■ **Task instructions**: Please reproduce every record, keeping each one exactly as written.

--*--

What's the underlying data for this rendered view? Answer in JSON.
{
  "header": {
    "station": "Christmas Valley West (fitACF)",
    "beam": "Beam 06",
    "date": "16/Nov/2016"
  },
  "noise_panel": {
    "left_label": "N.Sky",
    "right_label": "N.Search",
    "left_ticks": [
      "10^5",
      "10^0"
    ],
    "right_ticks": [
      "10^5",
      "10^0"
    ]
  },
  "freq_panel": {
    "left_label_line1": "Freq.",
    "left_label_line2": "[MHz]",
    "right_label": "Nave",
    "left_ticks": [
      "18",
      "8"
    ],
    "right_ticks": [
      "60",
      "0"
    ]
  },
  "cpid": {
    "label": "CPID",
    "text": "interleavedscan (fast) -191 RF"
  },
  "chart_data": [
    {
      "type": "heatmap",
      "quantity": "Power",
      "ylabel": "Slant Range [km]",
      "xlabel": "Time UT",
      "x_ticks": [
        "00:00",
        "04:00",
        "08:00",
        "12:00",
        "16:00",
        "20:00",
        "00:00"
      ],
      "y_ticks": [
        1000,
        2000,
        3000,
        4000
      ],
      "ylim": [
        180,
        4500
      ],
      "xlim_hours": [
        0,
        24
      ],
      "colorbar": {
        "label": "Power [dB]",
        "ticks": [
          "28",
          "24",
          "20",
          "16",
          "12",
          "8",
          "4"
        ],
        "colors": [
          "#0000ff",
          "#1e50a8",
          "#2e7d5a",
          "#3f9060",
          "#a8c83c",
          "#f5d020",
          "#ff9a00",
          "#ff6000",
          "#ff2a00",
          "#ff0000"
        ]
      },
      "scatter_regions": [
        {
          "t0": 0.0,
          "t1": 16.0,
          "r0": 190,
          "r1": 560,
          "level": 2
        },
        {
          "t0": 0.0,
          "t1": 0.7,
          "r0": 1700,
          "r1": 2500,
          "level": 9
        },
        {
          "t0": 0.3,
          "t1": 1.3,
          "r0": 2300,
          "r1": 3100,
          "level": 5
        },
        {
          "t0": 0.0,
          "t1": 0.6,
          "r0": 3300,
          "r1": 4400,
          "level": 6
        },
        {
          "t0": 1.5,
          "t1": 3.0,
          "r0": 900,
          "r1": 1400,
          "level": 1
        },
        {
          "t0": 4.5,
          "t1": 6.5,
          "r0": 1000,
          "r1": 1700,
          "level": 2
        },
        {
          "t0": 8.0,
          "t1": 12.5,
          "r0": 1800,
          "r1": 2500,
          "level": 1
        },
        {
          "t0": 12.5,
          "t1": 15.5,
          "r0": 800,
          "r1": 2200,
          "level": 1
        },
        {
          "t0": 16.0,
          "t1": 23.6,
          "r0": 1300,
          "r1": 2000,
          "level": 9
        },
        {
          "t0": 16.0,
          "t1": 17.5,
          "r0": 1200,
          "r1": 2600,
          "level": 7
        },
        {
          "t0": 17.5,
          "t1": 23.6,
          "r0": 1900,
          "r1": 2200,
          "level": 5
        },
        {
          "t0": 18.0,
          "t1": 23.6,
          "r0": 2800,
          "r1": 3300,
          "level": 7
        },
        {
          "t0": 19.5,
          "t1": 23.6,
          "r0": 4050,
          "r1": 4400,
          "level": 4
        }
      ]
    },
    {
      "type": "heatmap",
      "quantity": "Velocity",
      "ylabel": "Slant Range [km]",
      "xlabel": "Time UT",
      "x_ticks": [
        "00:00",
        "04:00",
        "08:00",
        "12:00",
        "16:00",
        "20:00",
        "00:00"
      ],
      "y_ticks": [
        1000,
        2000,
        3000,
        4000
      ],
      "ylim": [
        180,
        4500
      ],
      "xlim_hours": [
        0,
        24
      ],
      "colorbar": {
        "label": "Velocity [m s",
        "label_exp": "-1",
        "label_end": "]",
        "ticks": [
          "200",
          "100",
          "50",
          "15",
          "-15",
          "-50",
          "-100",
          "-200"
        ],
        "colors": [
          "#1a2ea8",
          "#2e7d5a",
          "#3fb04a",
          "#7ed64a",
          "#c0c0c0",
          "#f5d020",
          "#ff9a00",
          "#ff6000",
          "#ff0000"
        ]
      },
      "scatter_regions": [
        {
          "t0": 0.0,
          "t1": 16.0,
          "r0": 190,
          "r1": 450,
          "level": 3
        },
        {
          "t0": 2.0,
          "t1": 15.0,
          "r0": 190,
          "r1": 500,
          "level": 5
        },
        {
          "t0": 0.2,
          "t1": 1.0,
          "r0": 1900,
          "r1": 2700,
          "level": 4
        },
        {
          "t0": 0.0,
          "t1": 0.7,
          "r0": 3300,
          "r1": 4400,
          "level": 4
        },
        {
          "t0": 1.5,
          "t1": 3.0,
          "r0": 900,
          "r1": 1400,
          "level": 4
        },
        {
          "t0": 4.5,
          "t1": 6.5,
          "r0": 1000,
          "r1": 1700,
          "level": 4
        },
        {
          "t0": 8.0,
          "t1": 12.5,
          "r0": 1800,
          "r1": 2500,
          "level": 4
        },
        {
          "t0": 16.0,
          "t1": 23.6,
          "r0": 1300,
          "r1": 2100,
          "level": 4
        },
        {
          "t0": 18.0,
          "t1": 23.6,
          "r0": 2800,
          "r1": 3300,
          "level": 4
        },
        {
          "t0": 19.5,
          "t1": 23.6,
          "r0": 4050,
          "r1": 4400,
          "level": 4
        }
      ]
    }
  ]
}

--*--

■ **Result of the task**:
What's the underlying data for this rendered view? Answer in JSON.
{
  "header": {
    "station": "Christmas Valley West (fitACF)",
    "beam": "Beam 06",
    "date": "16/Nov/2016"
  },
  "noise_panel": {
    "left_label": "N.Sky",
    "right_label": "N.Search",
    "left_ticks": [
      "10^5",
      "10^0"
    ],
    "right_ticks": [
      "10^5",
      "10^0"
    ]
  },
  "freq_panel": {
    "left_label_line1": "Freq.",
    "left_label_line2": "[MHz]",
    "right_label": "Nave",
    "left_ticks": [
      "18",
      "8"
    ],
    "right_ticks": [
      "60",
      "0"
    ]
  },
  "cpid": {
    "label": "CPID",
    "text": "interleavedscan (fast) -191 RF"
  },
  "chart_data": [
    {
      "type": "heatmap",
      "quantity": "Power",
      "ylabel": "Slant Range [km]",
      "xlabel": "Time UT",
      "x_ticks": [
        "00:00",
        "04:00",
        "08:00",
        "12:00",
        "16:00",
        "20:00",
        "00:00"
      ],
      "y_ticks": [
        1000,
        2000,
        3000,
        4000
      ],
      "ylim": [
        180,
        4500
      ],
      "xlim_hours": [
        0,
        24
      ],
      "colorbar": {
        "label": "Power [dB]",
        "ticks": [
          "28",
          "24",
          "20",
          "16",
          "12",
          "8",
          "4"
        ],
        "colors": [
          "#0000ff",
          "#1e50a8",
          "#2e7d5a",
          "#3f9060",
          "#a8c83c",
          "#f5d020",
          "#ff9a00",
          "#ff6000",
          "#ff2a00",
          "#ff0000"
        ]
      },
      "scatter_regions": [
        {
          "t0": 0.0,
          "t1": 16.0,
          "r0": 190,
          "r1": 560,
          "level": 2
        },
        {
          "t0": 0.0,
          "t1": 0.7,
          "r0": 1700,
          "r1": 2500,
          "level": 9
        },
        {
          "t0": 0.3,
          "t1": 1.3,
          "r0": 2300,
          "r1": 3100,
          "level": 5
        },
        {
          "t0": 0.0,
          "t1": 0.6,
          "r0": 3300,
          "r1": 4400,
          "level": 6
        },
        {
          "t0": 1.5,
          "t1": 3.0,
          "r0": 900,
          "r1": 1400,
          "level": 1
        },
        {
          "t0": 4.5,
          "t1": 6.5,
          "r0": 1000,
          "r1": 1700,
          "level": 2
        },
        {
          "t0": 8.0,
          "t1": 12.5,
          "r0": 1800,
          "r1": 2500,
          "level": 1
        },
        {
          "t0": 12.5,
          "t1": 15.5,
          "r0": 800,
          "r1": 2200,
          "level": 1
        },
        {
          "t0": 16.0,
          "t1": 23.6,
          "r0": 1300,
          "r1": 2000,
          "level": 9
        },
        {
          "t0": 16.0,
          "t1": 17.5,
          "r0": 1200,
          "r1": 2600,
          "level": 7
        },
        {
          "t0": 17.5,
          "t1": 23.6,
          "r0": 1900,
          "r1": 2200,
          "level": 5
        },
        {
          "t0": 18.0,
          "t1": 23.6,
          "r0": 2800,
          "r1": 3300,
          "level": 7
        },
        {
          "t0": 19.5,
          "t1": 23.6,
          "r0": 4050,
          "r1": 4400,
          "level": 4
        }
      ]
    },
    {
      "type": "heatmap",
      "quantity": "Velocity",
      "ylabel": "Slant Range [km]",
      "xlabel": "Time UT",
      "x_ticks": [
        "00:00",
        "04:00",
        "08:00",
        "12:00",
        "16:00",
        "20:00",
        "00:00"
      ],
      "y_ticks": [
        1000,
        2000,
        3000,
        4000
      ],
      "ylim": [
        180,
        4500
      ],
      "xlim_hours": [
        0,
        24
      ],
      "colorbar": {
        "label": "Velocity [m s",
        "label_exp": "-1",
        "label_end": "]",
        "ticks": [
          "200",
          "100",
          "50",
          "15",
          "-15",
          "-50",
          "-100",
          "-200"
        ],
        "colors": [
          "#1a2ea8",
          "#2e7d5a",
          "#3fb04a",
          "#7ed64a",
          "#c0c0c0",
          "#f5d020",
          "#ff9a00",
          "#ff6000",
          "#ff0000"
        ]
      },
      "scatter_regions": [
        {
          "t0": 0.0,
          "t1": 16.0,
          "r0": 190,
          "r1": 450,
          "level": 3
        },
        {
          "t0": 2.0,
          "t1": 15.0,
          "r0": 190,
          "r1": 500,
          "level": 5
        },
        {
          "t0": 0.2,
          "t1": 1.0,
          "r0": 1900,
          "r1": 2700,
          "level": 4
        },
        {
          "t0": 0.0,
          "t1": 0.7,
          "r0": 3300,
          "r1": 4400,
          "level": 4
        },
        {
          "t0": 1.5,
          "t1": 3.0,
          "r0": 900,
          "r1": 1400,
          "level": 4
        },
        {
          "t0": 4.5,
          "t1": 6.5,
          "r0": 1000,
          "r1": 1700,
          "level": 4
        },
        {
          "t0": 8.0,
          "t1": 12.5,
          "r0": 1800,
          "r1": 2500,
          "level": 4
        },
        {
          "t0": 16.0,
          "t1": 23.6,
          "r0": 1300,
          "r1": 2100,
          "level": 4
        },
        {
          "t0": 18.0,
          "t1": 23.6,
          "r0": 2800,
          "r1": 3300,
          "level": 4
        },
        {
          "t0": 19.5,
          "t1": 23.6,
          "r0": 4050,
          "r1": 4400,
          "level": 4
        }
      ]
    }
  ]
}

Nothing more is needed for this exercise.